### Work to do
Your task is to output the entries below word for word.

### Dataset extract
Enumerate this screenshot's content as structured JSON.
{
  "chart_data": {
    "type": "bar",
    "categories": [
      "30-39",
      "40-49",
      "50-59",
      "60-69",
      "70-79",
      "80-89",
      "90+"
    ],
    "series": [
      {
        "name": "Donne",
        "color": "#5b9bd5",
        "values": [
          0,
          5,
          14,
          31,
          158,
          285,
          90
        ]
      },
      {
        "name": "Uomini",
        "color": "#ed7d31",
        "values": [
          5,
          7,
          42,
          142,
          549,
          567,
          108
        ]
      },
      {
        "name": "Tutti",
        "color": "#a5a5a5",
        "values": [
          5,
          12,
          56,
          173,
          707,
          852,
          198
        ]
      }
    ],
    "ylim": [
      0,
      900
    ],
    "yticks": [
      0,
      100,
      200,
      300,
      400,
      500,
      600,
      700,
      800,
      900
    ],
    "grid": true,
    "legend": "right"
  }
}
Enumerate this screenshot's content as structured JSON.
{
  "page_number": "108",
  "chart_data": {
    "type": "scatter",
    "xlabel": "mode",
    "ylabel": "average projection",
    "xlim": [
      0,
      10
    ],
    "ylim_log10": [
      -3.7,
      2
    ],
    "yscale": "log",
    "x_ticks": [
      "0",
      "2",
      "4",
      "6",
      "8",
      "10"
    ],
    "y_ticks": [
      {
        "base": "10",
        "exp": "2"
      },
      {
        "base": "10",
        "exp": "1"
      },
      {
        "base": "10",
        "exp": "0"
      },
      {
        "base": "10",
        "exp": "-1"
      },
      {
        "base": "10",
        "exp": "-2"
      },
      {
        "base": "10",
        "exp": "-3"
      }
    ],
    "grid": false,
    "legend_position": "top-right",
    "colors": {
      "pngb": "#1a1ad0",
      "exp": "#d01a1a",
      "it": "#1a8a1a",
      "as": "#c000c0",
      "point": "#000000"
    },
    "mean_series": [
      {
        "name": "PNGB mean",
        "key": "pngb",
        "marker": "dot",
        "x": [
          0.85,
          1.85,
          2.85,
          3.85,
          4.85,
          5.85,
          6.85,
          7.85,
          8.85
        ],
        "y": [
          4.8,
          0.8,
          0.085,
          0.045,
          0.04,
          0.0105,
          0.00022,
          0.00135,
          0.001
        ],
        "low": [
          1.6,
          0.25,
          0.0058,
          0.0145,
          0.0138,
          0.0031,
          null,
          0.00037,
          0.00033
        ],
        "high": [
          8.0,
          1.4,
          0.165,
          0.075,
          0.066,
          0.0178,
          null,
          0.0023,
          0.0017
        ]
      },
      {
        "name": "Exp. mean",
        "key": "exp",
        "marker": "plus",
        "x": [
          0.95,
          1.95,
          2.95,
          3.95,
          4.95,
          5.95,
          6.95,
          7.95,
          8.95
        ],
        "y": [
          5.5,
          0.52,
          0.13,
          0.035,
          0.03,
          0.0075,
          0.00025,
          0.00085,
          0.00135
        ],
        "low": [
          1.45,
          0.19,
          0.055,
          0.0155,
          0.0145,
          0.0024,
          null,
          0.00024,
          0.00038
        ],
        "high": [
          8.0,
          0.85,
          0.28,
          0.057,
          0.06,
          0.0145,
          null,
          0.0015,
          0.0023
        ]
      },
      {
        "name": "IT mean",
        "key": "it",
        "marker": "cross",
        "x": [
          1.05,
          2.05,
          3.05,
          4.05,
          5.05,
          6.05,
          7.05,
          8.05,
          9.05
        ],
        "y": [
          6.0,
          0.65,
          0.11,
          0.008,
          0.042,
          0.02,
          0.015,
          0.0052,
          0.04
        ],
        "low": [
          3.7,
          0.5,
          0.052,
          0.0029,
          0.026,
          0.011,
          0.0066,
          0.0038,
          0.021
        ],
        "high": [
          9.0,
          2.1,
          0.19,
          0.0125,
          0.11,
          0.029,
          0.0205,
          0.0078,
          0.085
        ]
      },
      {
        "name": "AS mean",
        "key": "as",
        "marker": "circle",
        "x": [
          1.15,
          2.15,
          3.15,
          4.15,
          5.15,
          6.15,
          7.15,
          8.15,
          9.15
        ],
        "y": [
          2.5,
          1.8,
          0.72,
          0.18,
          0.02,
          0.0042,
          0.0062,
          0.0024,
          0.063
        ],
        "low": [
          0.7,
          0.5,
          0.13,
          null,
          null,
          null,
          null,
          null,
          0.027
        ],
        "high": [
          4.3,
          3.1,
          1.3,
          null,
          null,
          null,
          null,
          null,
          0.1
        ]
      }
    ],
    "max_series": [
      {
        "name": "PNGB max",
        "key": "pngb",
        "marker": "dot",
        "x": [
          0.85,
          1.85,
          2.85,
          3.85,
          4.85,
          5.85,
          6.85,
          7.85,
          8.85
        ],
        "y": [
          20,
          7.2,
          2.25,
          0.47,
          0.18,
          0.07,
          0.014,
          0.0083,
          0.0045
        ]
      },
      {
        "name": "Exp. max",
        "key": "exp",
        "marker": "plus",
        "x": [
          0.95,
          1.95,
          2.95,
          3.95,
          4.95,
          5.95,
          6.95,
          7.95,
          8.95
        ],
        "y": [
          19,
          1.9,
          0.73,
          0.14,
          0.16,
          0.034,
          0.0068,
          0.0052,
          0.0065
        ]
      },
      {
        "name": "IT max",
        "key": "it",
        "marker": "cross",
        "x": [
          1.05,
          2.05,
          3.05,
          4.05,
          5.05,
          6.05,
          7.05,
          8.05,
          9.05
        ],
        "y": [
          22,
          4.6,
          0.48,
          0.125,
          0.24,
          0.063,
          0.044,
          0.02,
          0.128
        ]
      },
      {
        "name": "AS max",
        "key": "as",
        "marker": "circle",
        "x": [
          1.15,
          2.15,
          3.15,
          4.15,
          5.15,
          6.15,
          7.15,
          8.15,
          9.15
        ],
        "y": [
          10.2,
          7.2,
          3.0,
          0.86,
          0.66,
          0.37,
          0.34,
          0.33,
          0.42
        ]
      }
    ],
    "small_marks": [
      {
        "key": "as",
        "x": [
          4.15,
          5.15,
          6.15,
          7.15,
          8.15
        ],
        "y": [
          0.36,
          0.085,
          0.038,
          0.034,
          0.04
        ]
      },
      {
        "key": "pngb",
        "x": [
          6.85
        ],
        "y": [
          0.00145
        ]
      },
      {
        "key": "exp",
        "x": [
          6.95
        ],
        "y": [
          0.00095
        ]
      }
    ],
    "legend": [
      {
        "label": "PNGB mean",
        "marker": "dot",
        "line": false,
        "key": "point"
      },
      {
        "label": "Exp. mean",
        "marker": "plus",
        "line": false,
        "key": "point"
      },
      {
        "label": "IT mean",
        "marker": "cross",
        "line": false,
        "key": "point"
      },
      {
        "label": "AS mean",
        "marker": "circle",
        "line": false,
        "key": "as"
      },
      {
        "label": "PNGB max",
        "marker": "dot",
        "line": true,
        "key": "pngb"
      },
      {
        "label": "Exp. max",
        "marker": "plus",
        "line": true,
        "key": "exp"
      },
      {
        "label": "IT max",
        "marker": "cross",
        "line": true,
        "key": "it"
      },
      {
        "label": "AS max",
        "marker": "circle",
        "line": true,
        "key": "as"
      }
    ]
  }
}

### Full response
Enumerate this screenshot's content as structured JSON.
{
  "chart_data": {
    "type": "bar",
    "categories": [
      "30-39",
      "40-49",
      "50-59",
      "60-69",
      "70-79",
      "80-89",
      "90+"
    ],
    "series": [
      {
        "name": "Donne",
        "color": "#5b9bd5",
        "values": [
          0,
          5,
          14,
          31,
          158,
          285,
          90
        ]
      },
      {
        "name": "Uomini",
        "color": "#ed7d31",
        "values": [
          5,
          7,
          42,
          142,
          549,
          567,
          108
        ]
      },
      {
        "name": "Tutti",
        "color": "#a5a5a5",
        "values": [
          5,
          12,
          56,
          173,
          707,
          852,
          198
        ]
      }
    ],
    "ylim": [
      0,
      900
    ],
    "yticks": [
      0,
      100,
      200,
      300,
      400,
      500,
      600,
      700,
      800,
      900
    ],
    "grid": true,
    "legend": "right"
  }
}
Enumerate this screenshot's content as structured JSON.
{
  "page_number": "108",
  "chart_data": {
    "type": "scatter",
    "xlabel": "mode",
    "ylabel": "average projection",
    "xlim": [
      0,
      10
    ],
    "ylim_log10": [
      -3.7,
      2
    ],
    "yscale": "log",
    "x_ticks": [
      "0",
      "2",
      "4",
      "6",
      "8",
      "10"
    ],
    "y_ticks": [
      {
        "base": "10",
        "exp": "2"
      },
      {
        "base": "10",
        "exp": "1"
      },
      {
        "base": "10",
        "exp": "0"
      },
      {
        "base": "10",
        "exp": "-1"
      },
      {
        "base": "10",
        "exp": "-2"
      },
      {
        "base": "10",
        "exp": "-3"
      }
    ],
    "grid": false,
    "legend_position": "top-right",
    "colors": {
      "pngb": "#1a1ad0",
      "exp": "#d01a1a",
      "it": "#1a8a1a",
      "as": "#c000c0",
      "point": "#000000"
    },
    "mean_series": [
      {
        "name": "PNGB mean",
        "key": "pngb",
        "marker": "dot",
        "x": [
          0.85,
          1.85,
          2.85,
          3.85,
          4.85,
          5.85,
          6.85,
          7.85,
          8.85
        ],
        "y": [
          4.8,
          0.8,
          0.085,
          0.045,
          0.04,
          0.0105,
          0.00022,
          0.00135,
          0.001
        ],
        "low": [
          1.6,
          0.25,
          0.0058,
          0.0145,
          0.0138,
          0.0031,
          null,
          0.00037,
          0.00033
        ],
        "high": [
          8.0,
          1.4,
          0.165,
          0.075,
          0.066,
          0.0178,
          null,
          0.0023,
          0.0017
        ]
      },
      {
        "name": "Exp. mean",
        "key": "exp",
        "marker": "plus",
        "x": [
          0.95,
          1.95,
          2.95,
          3.95,
          4.95,
          5.95,
          6.95,
          7.95,
          8.95
        ],
        "y": [
          5.5,
          0.52,
          0.13,
          0.035,
          0.03,
          0.0075,
          0.00025,
          0.00085,
          0.00135
        ],
        "low": [
          1.45,
          0.19,
          0.055,
          0.0155,
          0.0145,
          0.0024,
          null,
          0.00024,
          0.00038
        ],
        "high": [
          8.0,
          0.85,
          0.28,
          0.057,
          0.06,
          0.0145,
          null,
          0.0015,
          0.0023
        ]
      },
      {
        "name": "IT mean",
        "key": "it",
        "marker": "cross",
        "x": [
          1.05,
          2.05,
          3.05,
          4.05,
          5.05,
          6.05,
          7.05,
          8.05,
          9.05
        ],
        "y": [
          6.0,
          0.65,
          0.11,
          0.008,
          0.042,
          0.02,
          0.015,
          0.0052,
          0.04
        ],
        "low": [
          3.7,
          0.5,
          0.052,
          0.0029,
          0.026,
          0.011,
          0.0066,
          0.0038,
          0.021
        ],
        "high": [
          9.0,
          2.1,
          0.19,
          0.0125,
          0.11,
          0.029,
          0.0205,
          0.0078,
          0.085
        ]
      },
      {
        "name": "AS mean",
        "key": "as",
        "marker": "circle",
        "x": [
          1.15,
          2.15,
          3.15,
          4.15,
          5.15,
          6.15,
          7.15,
          8.15,
          9.15
        ],
        "y": [
          2.5,
          1.8,
          0.72,
          0.18,
          0.02,
          0.0042,
          0.0062,
          0.0024,
          0.063
        ],
        "low": [
          0.7,
          0.5,
          0.13,
          null,
          null,
          null,
          null,
          null,
          0.027
        ],
        "high": [
          4.3,
          3.1,
          1.3,
          null,
          null,
          null,
          null,
          null,
          0.1
        ]
      }
    ],
    "max_series": [
      {
        "name": "PNGB max",
        "key": "pngb",
        "marker": "dot",
        "x": [
          0.85,
          1.85,
          2.85,
          3.85,
          4.85,
          5.85,
          6.85,
          7.85,
          8.85
        ],
        "y": [
          20,
          7.2,
          2.25,
          0.47,
          0.18,
          0.07,
          0.014,
          0.0083,
          0.0045
        ]
      },
      {
        "name": "Exp. max",
        "key": "exp",
        "marker": "plus",
        "x": [
          0.95,
          1.95,
          2.95,
          3.95,
          4.95,
          5.95,
          6.95,
          7.95,
          8.95
        ],
        "y": [
          19,
          1.9,
          0.73,
          0.14,
          0.16,
          0.034,
          0.0068,
          0.0052,
          0.0065
        ]
      },
      {
        "name": "IT max",
        "key": "it",
        "marker": "cross",
        "x": [
          1.05,
          2.05,
          3.05,
          4.05,
          5.05,
          6.05,
          7.05,
          8.05,
          9.05
        ],
        "y": [
          22,
          4.6,
          0.48,
          0.125,
          0.24,
          0.063,
          0.044,
          0.02,
          0.128
        ]
      },
      {
        "name": "AS max",
        "key": "as",
        "marker": "circle",
        "x": [
          1.15,
          2.15,
          3.15,
          4.15,
          5.15,
          6.15,
          7.15,
          8.15,
          9.15
        ],
        "y": [
          10.2,
          7.2,
          3.0,
          0.86,
          0.66,
          0.37,
          0.34,
          0.33,
          0.42
        ]
      }
    ],
    "small_marks": [
      {
        "key": "as",
        "x": [
          4.15,
          5.15,
          6.15,
          7.15,
          8.15
        ],
        "y": [
          0.36,
          0.085,
          0.038,
          0.034,
          0.04
        ]
      },
      {
        "key": "pngb",
        "x": [
          6.85
        ],
        "y": [
          0.00145
        ]
      },
      {
        "key": "exp",
        "x": [
          6.95
        ],
        "y": [
          0.00095
        ]
      }
    ],
    "legend": [
      {
        "label": "PNGB mean",
        "marker": "dot",
        "line": false,
        "key": "point"
      },
      {
        "label": "Exp. mean",
        "marker": "plus",
        "line": false,
        "key": "point"
      },
      {
        "label": "IT mean",
        "marker": "cross",
        "line": false,
        "key": "point"
      },
      {
        "label": "AS mean",
        "marker": "circle",
        "line": false,
        "key": "as"
      },
      {
        "label": "PNGB max",
        "marker": "dot",
        "line": true,
        "key": "pngb"
      },
      {
        "label": "Exp. max",
        "marker": "plus",
        "line": true,
        "key": "exp"
      },
      {
        "label": "IT max",
        "marker": "cross",
        "line": true,
        "key": "it"
      },
      {
        "label": "AS max",
        "marker": "circle",
        "line": true,
        "key": "as"
      }
    ]
  }
}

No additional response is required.